▶ **What the task requires**: Omit every picture and return the rest of the data unaltered.

+++ The records

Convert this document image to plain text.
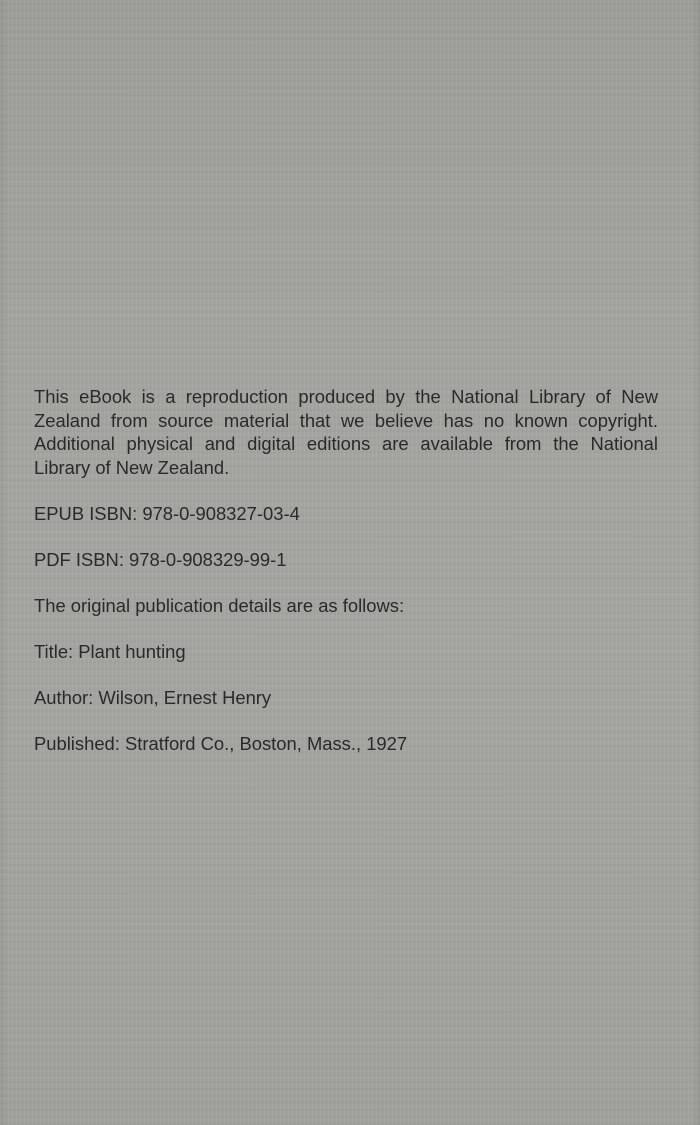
This eBook is a reproduction produced by the National Library of New Zealand from source material that we believe has no known copyright. Additional physical and digital editions are available from the National Library of New Zealand.

EPUB ISBN: 978-0-908327-03-4

PDF ISBN: 978-0-908329-99-1

The original publication details are as follows:

Title: Plant hunting

Author: Wilson, Ernest Henry

Published: Stratford Co., Boston, Mass., 1927
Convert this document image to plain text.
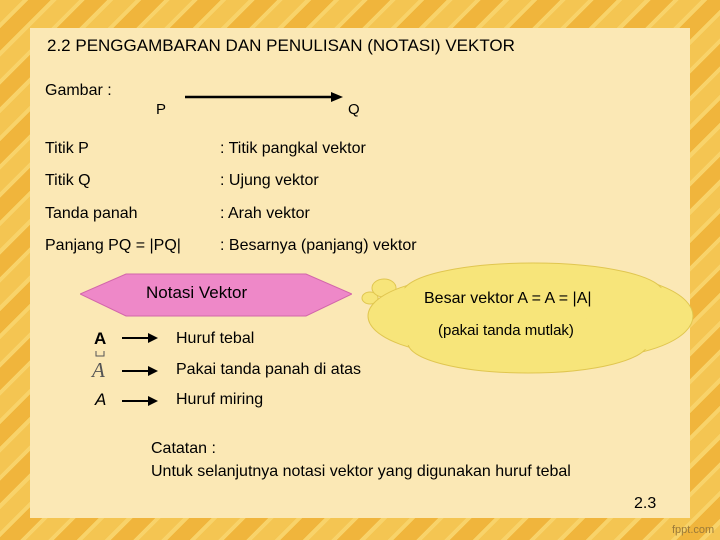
2.2 PENGGAMBARAN DAN PENULISAN (NOTASI) VEKTOR
Gambar :
P	Q
Titik P	: Titik pangkal vektor
Titik Q	: Ujung vektor
Tanda panah	: Arah vektor
Panjang PQ = |PQ| : Besarnya (panjang) vektor
Notasi Vektor	Besar vektor A = A = |A|
(pakai tanda mutlak)
A	Huruf tebal
A	Pakai tanda panah di atas
A	Huruf miring
Catatan :
Untuk selanjutnya notasi vektor yang digunakan huruf tebal
2.3
fppt.com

++++++

▶ **Completed exercise**:
Convert this document image to plain text.
This eBook is a reproduction produced by the National Library of New Zealand from source material that we believe has no known copyright. Additional physical and digital editions are available from the National Library of New Zealand.

EPUB ISBN: 978-0-908327-03-4

PDF ISBN: 978-0-908329-99-1

The original publication details are as follows:

Title: Plant hunting

Author: Wilson, Ernest Henry

Published: Stratford Co., Boston, Mass., 1927
Convert this document image to plain text.
2.2 PENGGAMBARAN DAN PENULISAN (NOTASI) VEKTOR
Gambar :
P	Q
Titik P	: Titik pangkal vektor
Titik Q	: Ujung vektor
Tanda panah	: Arah vektor
Panjang PQ = |PQ| : Besarnya (panjang) vektor
Notasi Vektor	Besar vektor A = A = |A|
(pakai tanda mutlak)
A	Huruf tebal
A	Pakai tanda panah di atas
A	Huruf miring
Catatan :
Untuk selanjutnya notasi vektor yang digunakan huruf tebal
2.3
fppt.com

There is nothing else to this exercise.